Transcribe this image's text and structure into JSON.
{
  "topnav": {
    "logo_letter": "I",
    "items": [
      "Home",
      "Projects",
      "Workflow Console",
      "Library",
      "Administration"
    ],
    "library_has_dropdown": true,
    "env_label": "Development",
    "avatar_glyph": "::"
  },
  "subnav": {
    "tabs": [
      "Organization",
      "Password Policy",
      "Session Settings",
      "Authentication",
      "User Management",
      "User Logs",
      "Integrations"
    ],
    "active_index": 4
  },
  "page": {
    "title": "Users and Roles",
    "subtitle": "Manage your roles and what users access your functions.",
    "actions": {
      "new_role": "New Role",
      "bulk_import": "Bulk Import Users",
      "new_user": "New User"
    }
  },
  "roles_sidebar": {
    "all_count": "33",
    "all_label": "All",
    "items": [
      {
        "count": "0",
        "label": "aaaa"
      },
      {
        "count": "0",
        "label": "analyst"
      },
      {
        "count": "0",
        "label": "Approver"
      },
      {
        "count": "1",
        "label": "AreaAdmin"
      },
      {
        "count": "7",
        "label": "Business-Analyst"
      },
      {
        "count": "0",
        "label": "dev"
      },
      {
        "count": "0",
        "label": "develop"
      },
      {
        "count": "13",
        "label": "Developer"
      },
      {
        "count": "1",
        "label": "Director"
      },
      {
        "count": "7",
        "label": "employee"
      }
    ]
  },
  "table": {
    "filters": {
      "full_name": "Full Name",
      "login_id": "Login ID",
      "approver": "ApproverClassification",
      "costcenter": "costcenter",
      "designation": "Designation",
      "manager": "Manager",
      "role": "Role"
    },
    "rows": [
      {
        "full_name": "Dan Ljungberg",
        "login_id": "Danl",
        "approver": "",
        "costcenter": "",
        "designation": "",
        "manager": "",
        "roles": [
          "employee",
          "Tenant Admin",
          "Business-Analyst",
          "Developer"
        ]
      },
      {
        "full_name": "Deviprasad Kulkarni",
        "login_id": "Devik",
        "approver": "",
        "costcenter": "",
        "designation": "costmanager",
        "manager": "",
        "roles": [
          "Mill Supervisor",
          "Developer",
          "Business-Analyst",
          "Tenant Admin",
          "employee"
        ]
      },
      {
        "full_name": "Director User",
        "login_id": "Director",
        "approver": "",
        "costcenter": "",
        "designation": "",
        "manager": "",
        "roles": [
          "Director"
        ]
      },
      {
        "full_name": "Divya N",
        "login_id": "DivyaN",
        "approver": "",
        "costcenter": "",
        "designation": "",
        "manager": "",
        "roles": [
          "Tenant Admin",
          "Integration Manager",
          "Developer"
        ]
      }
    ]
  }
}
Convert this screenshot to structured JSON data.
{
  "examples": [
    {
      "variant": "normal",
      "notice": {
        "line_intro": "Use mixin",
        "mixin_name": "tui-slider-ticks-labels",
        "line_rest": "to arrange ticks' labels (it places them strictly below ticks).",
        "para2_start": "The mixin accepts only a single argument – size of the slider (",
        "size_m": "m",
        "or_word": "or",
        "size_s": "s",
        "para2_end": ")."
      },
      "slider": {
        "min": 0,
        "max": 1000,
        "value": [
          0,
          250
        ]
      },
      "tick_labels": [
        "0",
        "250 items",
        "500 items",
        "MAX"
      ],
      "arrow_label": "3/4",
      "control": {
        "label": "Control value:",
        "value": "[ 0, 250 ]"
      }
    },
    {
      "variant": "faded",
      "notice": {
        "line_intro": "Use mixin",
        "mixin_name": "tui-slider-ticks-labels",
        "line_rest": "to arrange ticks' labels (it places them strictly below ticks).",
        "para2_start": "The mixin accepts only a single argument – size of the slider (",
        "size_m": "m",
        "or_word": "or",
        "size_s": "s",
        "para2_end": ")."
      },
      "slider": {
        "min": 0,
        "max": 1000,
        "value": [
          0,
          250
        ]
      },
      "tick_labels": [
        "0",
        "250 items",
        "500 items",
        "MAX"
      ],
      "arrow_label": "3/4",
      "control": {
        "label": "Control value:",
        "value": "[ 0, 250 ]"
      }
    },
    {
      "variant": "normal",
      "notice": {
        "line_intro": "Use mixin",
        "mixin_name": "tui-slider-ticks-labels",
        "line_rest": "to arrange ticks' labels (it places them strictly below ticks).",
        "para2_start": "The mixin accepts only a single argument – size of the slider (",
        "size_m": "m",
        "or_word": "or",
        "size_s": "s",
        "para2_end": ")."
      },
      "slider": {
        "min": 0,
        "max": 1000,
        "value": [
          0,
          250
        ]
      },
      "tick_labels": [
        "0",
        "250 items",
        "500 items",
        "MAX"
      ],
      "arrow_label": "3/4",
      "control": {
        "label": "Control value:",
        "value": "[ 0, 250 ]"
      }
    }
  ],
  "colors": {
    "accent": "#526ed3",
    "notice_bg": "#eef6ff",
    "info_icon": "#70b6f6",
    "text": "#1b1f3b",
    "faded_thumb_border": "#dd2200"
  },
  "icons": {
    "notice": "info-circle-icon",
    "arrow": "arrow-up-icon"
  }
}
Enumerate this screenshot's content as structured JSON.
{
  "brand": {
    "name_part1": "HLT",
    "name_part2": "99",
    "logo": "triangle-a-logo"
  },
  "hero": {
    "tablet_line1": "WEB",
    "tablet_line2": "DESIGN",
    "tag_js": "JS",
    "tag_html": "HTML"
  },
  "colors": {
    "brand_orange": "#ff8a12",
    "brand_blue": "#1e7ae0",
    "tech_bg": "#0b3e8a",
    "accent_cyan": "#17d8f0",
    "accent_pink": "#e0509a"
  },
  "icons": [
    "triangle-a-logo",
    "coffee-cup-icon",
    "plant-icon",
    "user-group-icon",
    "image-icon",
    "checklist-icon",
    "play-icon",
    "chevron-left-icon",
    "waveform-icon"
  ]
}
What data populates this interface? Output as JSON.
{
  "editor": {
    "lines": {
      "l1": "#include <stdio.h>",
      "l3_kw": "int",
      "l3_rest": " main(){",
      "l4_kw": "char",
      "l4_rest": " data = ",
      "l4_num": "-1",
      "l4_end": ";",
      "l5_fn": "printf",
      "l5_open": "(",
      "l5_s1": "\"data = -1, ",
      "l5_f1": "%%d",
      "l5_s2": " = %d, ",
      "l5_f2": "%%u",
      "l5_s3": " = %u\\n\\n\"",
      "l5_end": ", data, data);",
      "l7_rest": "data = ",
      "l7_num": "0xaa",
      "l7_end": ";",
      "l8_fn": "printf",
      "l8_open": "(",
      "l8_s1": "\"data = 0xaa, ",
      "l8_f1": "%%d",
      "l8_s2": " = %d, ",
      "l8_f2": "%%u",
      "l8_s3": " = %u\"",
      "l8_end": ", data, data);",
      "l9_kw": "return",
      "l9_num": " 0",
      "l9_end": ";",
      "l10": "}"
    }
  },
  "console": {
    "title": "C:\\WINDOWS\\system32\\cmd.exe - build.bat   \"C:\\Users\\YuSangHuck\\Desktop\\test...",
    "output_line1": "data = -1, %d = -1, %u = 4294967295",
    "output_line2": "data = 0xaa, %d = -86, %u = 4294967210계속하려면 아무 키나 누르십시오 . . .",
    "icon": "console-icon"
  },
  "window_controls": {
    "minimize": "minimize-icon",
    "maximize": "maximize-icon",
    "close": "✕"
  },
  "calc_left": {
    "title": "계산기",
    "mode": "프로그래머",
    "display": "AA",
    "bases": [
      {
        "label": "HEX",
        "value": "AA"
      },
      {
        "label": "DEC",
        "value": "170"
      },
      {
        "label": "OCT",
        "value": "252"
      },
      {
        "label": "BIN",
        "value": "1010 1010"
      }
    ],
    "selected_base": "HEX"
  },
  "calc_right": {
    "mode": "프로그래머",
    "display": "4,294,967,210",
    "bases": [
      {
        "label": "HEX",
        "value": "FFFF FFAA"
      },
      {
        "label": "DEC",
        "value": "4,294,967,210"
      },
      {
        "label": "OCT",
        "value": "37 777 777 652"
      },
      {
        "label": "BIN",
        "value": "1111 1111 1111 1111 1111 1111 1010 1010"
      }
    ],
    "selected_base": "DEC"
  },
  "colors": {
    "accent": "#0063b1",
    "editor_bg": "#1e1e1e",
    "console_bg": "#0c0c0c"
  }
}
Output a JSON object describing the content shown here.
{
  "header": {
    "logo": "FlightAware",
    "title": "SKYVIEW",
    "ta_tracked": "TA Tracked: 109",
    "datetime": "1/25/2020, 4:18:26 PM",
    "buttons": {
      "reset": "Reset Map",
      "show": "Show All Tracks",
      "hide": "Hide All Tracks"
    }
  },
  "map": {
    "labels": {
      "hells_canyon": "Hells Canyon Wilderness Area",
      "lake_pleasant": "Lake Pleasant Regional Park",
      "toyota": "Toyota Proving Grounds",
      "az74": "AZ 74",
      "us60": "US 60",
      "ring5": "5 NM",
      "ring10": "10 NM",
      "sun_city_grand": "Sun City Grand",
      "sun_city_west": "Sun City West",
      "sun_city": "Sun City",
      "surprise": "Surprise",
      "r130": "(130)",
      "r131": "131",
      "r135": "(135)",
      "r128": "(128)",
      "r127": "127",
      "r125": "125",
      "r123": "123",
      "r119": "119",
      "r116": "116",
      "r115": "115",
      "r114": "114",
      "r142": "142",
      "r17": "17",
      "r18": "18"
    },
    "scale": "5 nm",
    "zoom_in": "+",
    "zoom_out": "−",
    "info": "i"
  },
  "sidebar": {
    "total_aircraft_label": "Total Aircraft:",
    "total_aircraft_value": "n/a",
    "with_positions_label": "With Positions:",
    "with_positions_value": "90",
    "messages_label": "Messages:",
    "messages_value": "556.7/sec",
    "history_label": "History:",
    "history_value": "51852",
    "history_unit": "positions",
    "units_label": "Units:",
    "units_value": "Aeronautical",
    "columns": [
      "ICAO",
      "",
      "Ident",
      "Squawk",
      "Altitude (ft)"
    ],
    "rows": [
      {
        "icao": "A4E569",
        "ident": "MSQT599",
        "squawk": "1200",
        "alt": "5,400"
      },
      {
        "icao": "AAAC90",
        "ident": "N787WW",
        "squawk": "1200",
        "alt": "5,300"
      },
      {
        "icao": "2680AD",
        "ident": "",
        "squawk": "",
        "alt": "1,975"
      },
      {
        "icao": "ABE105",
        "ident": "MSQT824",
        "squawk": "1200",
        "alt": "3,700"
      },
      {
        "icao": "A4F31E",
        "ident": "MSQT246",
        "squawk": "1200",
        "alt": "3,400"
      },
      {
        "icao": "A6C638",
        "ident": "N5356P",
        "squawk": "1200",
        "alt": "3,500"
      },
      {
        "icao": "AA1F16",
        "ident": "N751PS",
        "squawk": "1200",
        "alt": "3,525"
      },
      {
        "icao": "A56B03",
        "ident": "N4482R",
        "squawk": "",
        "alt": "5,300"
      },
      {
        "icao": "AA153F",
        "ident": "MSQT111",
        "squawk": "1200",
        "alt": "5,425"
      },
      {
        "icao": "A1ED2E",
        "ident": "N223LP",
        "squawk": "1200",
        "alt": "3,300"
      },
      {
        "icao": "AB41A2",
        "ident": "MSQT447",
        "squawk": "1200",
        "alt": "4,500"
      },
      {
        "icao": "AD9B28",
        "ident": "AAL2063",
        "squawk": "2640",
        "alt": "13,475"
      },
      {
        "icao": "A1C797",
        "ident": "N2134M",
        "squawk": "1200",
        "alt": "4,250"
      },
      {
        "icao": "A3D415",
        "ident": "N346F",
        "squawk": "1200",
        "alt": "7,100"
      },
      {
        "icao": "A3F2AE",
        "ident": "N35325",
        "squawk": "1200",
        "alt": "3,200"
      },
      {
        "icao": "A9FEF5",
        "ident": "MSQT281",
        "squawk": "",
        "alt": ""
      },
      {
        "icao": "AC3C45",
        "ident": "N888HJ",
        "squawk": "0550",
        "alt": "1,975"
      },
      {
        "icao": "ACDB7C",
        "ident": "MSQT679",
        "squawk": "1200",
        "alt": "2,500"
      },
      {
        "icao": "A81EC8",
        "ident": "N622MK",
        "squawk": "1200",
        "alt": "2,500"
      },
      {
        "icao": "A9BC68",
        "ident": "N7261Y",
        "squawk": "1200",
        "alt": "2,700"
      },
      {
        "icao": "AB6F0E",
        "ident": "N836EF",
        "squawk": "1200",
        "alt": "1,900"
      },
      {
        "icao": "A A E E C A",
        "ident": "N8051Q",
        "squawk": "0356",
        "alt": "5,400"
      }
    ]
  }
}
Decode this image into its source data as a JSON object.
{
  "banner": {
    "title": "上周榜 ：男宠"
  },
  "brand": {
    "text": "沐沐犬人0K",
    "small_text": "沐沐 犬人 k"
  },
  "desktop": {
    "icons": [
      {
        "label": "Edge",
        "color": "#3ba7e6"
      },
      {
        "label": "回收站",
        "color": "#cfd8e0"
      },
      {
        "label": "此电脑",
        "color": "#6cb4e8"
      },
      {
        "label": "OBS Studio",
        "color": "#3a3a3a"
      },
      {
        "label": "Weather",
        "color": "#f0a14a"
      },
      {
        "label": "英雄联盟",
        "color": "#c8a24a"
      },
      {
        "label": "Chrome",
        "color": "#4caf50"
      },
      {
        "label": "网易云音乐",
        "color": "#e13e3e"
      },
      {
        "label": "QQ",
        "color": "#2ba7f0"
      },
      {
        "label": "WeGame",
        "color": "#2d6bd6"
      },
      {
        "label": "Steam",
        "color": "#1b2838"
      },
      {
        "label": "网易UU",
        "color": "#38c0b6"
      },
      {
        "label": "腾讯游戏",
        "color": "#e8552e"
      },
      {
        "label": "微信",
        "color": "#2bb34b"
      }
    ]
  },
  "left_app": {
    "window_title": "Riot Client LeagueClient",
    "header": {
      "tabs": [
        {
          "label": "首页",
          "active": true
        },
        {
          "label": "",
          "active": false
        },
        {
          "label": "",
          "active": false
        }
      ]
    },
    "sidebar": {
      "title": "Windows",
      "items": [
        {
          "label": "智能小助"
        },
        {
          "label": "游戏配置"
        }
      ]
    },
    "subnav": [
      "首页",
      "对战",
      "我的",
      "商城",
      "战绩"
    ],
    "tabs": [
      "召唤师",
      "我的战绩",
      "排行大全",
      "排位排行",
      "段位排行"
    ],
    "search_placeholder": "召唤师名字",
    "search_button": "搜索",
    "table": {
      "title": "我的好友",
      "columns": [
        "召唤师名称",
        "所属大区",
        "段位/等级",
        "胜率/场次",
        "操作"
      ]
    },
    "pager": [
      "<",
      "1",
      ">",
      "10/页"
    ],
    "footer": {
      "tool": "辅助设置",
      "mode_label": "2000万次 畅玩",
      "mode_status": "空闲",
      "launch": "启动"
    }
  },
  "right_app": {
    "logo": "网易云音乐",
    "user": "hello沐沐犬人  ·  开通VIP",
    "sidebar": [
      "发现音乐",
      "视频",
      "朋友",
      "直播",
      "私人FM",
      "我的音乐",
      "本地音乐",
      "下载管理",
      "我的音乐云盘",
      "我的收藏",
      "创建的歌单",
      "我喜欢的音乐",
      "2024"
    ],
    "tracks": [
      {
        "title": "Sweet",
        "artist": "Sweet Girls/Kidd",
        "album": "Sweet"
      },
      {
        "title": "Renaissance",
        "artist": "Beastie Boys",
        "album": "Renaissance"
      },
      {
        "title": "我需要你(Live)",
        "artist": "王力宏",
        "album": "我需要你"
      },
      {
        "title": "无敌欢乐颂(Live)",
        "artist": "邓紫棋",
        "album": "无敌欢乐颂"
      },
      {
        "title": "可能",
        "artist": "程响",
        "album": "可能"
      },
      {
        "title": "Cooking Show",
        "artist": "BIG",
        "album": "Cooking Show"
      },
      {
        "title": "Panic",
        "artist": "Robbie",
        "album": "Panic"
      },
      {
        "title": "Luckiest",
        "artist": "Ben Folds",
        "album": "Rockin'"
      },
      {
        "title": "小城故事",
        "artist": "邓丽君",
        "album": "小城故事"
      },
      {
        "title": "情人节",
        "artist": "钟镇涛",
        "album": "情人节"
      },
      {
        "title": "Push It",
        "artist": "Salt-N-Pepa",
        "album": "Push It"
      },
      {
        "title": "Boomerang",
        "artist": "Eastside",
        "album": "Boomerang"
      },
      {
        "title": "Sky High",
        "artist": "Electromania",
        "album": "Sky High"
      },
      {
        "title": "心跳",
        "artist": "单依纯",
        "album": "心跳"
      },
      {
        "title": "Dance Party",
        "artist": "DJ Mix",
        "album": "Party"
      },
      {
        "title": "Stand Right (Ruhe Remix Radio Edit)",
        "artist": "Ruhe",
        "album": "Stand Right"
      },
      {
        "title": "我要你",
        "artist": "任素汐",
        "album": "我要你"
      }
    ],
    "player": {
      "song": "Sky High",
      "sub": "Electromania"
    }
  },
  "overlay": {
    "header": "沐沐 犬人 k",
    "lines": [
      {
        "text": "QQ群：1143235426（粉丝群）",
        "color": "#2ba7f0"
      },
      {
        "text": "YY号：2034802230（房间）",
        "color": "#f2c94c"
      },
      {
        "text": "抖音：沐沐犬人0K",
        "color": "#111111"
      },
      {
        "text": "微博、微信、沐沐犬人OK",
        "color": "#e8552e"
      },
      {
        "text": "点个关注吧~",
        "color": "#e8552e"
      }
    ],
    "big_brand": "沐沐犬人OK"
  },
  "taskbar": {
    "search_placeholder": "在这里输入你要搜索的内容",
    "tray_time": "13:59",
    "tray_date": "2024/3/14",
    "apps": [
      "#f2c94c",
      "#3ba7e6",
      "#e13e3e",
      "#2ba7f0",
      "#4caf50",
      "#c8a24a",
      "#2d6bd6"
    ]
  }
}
####################
Where a line above contains the word "Cooking", copy that line.

        "title": "Cooking Show",
        "album": "Cooking Show"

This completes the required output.